WORK INSTRUCTIONS: Print only the line with "What's the underlying" and the lines after it, ending with the last line of the material, each exactly as it stands.

Entries taken from a collection
★ ★ ★

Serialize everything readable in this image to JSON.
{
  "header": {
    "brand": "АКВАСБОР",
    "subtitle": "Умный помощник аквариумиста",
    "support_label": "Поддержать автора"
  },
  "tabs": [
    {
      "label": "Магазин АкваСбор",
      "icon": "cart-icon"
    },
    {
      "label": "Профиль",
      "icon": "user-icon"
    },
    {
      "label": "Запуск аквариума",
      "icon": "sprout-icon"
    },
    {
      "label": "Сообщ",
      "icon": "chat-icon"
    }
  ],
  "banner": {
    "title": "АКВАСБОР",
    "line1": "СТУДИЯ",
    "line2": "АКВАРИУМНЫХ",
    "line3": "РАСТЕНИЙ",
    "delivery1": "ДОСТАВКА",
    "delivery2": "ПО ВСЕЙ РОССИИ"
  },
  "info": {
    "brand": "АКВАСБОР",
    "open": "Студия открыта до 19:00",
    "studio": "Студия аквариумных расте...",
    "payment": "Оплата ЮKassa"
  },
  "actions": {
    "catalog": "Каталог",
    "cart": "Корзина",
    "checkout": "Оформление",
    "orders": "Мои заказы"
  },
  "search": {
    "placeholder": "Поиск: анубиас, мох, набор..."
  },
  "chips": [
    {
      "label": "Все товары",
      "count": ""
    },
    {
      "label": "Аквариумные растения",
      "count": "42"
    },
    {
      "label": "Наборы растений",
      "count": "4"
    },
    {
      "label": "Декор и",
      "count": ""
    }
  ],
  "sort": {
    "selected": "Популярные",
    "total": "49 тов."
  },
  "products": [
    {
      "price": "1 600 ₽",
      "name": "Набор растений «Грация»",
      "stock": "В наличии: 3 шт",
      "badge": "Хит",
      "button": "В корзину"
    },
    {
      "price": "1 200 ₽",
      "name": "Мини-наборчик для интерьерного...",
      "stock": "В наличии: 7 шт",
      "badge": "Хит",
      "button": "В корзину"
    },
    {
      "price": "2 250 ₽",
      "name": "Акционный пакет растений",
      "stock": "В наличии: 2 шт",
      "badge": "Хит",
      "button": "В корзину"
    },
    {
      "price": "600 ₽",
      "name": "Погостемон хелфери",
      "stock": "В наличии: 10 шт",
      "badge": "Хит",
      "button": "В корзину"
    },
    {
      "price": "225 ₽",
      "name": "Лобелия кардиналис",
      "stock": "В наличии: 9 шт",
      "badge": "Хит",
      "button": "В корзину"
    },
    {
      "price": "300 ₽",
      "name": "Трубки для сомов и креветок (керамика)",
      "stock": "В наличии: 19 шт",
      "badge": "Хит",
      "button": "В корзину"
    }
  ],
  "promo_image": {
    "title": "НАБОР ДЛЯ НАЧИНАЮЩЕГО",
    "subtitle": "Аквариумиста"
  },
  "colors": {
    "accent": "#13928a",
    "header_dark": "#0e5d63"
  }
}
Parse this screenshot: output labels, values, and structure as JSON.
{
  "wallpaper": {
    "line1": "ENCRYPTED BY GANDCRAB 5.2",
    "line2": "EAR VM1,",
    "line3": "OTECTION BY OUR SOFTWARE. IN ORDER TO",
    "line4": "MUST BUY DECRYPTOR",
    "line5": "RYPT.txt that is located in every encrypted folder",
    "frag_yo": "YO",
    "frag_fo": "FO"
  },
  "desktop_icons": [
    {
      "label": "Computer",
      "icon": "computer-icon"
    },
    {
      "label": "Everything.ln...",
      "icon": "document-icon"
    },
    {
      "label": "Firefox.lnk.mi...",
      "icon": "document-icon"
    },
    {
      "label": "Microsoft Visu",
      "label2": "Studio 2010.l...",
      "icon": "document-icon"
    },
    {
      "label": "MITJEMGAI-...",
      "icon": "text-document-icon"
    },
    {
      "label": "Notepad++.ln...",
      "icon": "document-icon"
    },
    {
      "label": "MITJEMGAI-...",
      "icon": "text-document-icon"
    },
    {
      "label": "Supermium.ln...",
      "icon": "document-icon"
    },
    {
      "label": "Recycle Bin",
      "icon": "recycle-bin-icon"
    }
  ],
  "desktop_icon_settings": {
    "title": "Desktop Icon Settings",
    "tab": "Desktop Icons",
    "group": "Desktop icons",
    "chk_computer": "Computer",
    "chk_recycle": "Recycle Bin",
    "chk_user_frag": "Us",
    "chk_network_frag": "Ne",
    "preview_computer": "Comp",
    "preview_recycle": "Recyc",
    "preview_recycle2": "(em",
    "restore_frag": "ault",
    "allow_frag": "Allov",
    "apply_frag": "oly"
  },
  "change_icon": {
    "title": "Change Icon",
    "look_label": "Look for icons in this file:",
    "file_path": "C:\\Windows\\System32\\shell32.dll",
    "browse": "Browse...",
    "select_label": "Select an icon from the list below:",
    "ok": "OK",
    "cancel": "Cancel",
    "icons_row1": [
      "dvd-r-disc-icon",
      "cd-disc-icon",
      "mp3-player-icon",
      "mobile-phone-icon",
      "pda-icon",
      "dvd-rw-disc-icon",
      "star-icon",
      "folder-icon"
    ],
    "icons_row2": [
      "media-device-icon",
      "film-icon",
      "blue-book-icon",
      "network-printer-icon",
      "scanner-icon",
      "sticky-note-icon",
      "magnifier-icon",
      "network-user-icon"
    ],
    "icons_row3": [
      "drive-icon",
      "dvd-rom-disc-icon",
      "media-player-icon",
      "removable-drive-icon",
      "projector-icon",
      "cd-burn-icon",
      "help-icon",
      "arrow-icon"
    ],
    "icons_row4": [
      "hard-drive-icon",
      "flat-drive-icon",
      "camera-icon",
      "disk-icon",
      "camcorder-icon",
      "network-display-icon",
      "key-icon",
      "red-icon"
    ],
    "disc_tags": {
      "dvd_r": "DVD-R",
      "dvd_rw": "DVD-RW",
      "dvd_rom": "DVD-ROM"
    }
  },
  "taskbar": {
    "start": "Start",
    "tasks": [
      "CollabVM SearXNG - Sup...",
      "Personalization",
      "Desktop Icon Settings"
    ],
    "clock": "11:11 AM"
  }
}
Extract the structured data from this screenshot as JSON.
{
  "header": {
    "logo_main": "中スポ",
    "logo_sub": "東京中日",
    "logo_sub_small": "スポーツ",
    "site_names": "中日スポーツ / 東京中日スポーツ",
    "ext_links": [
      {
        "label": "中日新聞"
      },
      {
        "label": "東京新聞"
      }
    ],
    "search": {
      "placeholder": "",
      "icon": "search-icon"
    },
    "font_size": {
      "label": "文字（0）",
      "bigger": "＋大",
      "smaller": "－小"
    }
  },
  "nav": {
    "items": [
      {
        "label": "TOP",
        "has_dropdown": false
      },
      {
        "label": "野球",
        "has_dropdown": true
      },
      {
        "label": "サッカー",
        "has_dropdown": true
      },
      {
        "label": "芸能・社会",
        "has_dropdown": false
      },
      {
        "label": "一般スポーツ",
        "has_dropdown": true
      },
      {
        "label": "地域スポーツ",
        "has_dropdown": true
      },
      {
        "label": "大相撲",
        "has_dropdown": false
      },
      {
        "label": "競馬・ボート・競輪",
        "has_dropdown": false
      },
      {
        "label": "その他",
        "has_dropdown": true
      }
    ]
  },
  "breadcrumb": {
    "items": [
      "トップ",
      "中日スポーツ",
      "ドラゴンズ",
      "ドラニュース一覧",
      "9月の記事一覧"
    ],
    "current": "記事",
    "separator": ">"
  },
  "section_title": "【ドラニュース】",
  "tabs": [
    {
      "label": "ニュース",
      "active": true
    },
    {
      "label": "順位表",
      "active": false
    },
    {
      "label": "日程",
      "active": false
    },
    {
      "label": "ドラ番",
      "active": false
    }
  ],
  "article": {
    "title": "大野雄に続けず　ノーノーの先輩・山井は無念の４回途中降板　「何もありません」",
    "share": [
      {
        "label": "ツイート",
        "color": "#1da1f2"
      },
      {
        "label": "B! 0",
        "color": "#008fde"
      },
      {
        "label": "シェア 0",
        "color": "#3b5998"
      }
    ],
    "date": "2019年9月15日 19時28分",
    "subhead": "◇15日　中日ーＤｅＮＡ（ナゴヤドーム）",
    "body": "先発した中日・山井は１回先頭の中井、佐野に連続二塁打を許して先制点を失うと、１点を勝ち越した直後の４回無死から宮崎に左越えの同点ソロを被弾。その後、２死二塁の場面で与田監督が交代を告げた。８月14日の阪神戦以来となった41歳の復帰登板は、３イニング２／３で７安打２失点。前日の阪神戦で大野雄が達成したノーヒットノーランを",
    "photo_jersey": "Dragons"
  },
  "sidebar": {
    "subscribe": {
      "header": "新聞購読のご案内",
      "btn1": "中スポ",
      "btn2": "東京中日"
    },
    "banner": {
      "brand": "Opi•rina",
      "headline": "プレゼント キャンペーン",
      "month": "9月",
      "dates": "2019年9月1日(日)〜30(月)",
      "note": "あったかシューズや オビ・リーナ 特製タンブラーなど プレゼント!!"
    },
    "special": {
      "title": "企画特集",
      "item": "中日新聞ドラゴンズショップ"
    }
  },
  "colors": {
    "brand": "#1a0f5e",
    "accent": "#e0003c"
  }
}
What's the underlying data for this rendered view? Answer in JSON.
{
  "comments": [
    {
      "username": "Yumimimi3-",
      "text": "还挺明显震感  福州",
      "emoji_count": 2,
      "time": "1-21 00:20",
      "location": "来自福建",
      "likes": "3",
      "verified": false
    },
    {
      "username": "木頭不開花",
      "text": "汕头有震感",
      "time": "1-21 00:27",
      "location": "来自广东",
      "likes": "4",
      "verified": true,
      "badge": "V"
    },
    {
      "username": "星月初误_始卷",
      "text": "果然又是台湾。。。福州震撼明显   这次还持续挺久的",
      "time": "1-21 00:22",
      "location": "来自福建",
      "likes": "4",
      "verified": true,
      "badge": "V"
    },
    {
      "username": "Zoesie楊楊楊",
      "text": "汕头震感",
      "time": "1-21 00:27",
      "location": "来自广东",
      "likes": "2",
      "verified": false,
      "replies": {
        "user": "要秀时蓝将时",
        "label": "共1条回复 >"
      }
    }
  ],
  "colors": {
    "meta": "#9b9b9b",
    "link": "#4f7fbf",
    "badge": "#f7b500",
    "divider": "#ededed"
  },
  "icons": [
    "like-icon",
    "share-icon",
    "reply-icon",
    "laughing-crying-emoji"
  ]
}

★ ★ ★

WORKED ANSWER:
What's the underlying data for this rendered view? Answer in JSON.
{
  "comments": [
    {
      "username": "Yumimimi3-",
      "text": "还挺明显震感  福州",
      "emoji_count": 2,
      "time": "1-21 00:20",
      "location": "来自福建",
      "likes": "3",
      "verified": false
    },
    {
      "username": "木頭不開花",
      "text": "汕头有震感",
      "time": "1-21 00:27",
      "location": "来自广东",
      "likes": "4",
      "verified": true,
      "badge": "V"
    },
    {
      "username": "星月初误_始卷",
      "text": "果然又是台湾。。。福州震撼明显   这次还持续挺久的",
      "time": "1-21 00:22",
      "location": "来自福建",
      "likes": "4",
      "verified": true,
      "badge": "V"
    },
    {
      "username": "Zoesie楊楊楊",
      "text": "汕头震感",
      "time": "1-21 00:27",
      "location": "来自广东",
      "likes": "2",
      "verified": false,
      "replies": {
        "user": "要秀时蓝将时",
        "label": "共1条回复 >"
      }
    }
  ],
  "colors": {
    "meta": "#9b9b9b",
    "link": "#4f7fbf",
    "badge": "#f7b500",
    "divider": "#ededed"
  },
  "icons": [
    "like-icon",
    "share-icon",
    "reply-icon",
    "laughing-crying-emoji"
  ]
}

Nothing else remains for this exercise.